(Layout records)
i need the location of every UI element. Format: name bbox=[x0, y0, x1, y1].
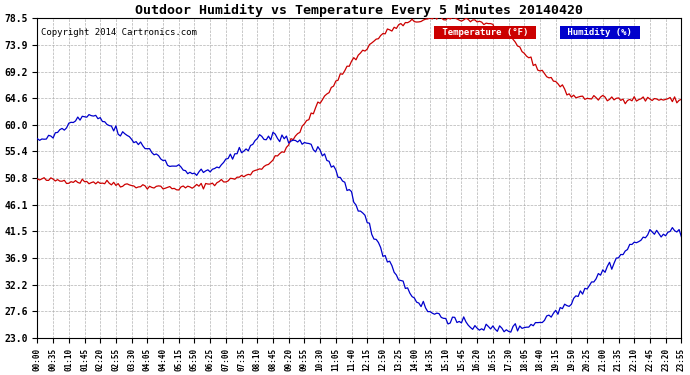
Text: Temperature (°F): Temperature (°F) bbox=[437, 28, 533, 37]
Title: Outdoor Humidity vs Temperature Every 5 Minutes 20140420: Outdoor Humidity vs Temperature Every 5 … bbox=[135, 4, 583, 17]
Text: Copyright 2014 Cartronics.com: Copyright 2014 Cartronics.com bbox=[41, 28, 197, 37]
Text: Humidity (%): Humidity (%) bbox=[562, 28, 638, 37]
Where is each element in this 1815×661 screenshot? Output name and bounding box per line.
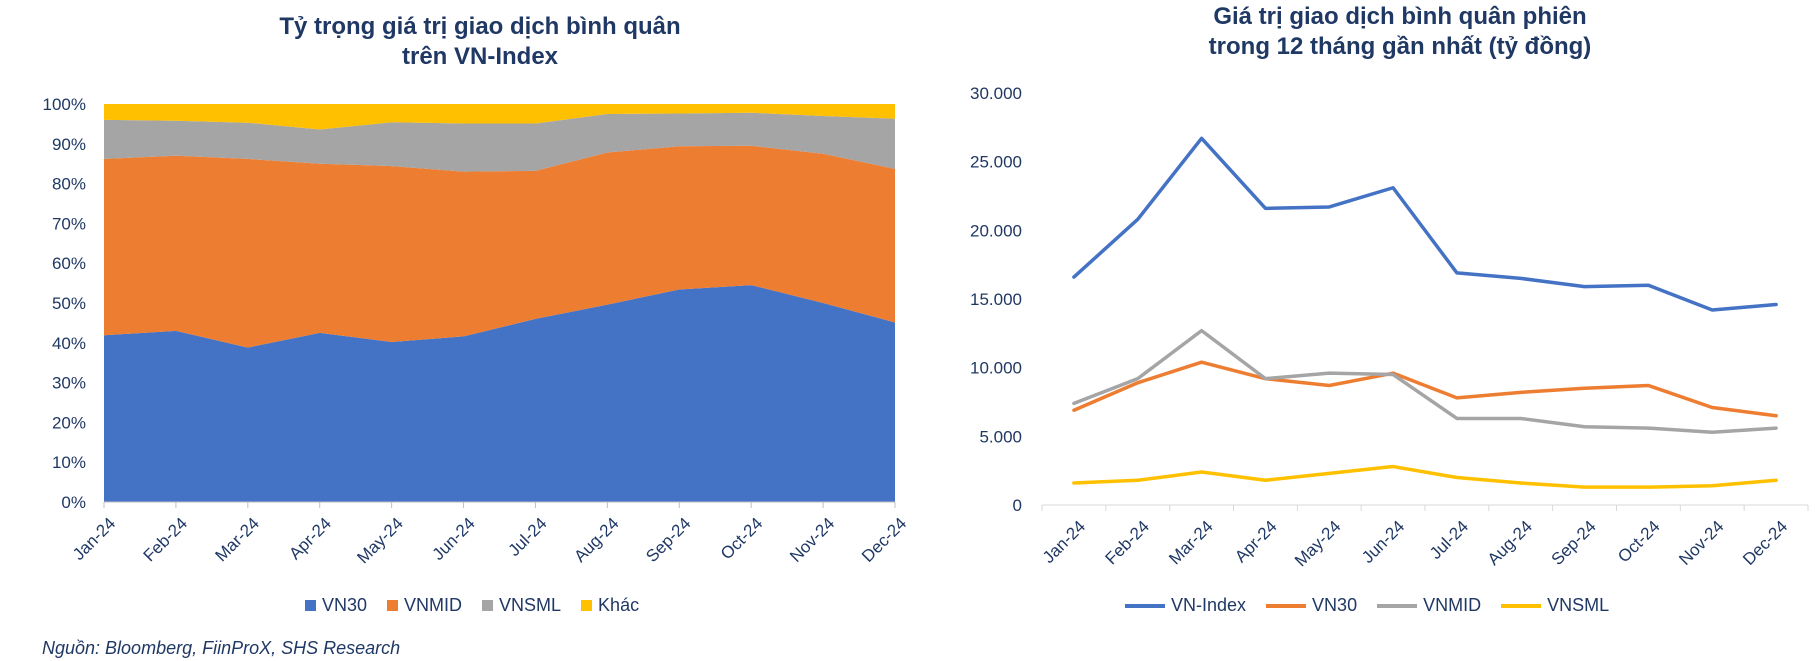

**TASK PROMPT:**
Rewrite every line of the listing above as a numbered list, skipping blank lines and omitting the pictures.

**TASK OUTPUT:**
1. i need the location of every UI element. Format: name bbox=[x0, y0, x1, y1].
2. Text: Temperature (°F): Temperature (°F) bbox=[437, 28, 533, 37]
3. Title: Outdoor Humidity vs Temperature Every 5 Minutes 20140420: Outdoor Humidity vs Temperature Every 5 … bbox=[135, 4, 583, 17]
4. Text: Copyright 2014 Cartronics.com: Copyright 2014 Cartronics.com bbox=[41, 28, 197, 37]
5. Text: Humidity (%): Humidity (%) bbox=[562, 28, 638, 37]
6. Where is each element in this 1815×661 screenshot? Output name and bounding box per line.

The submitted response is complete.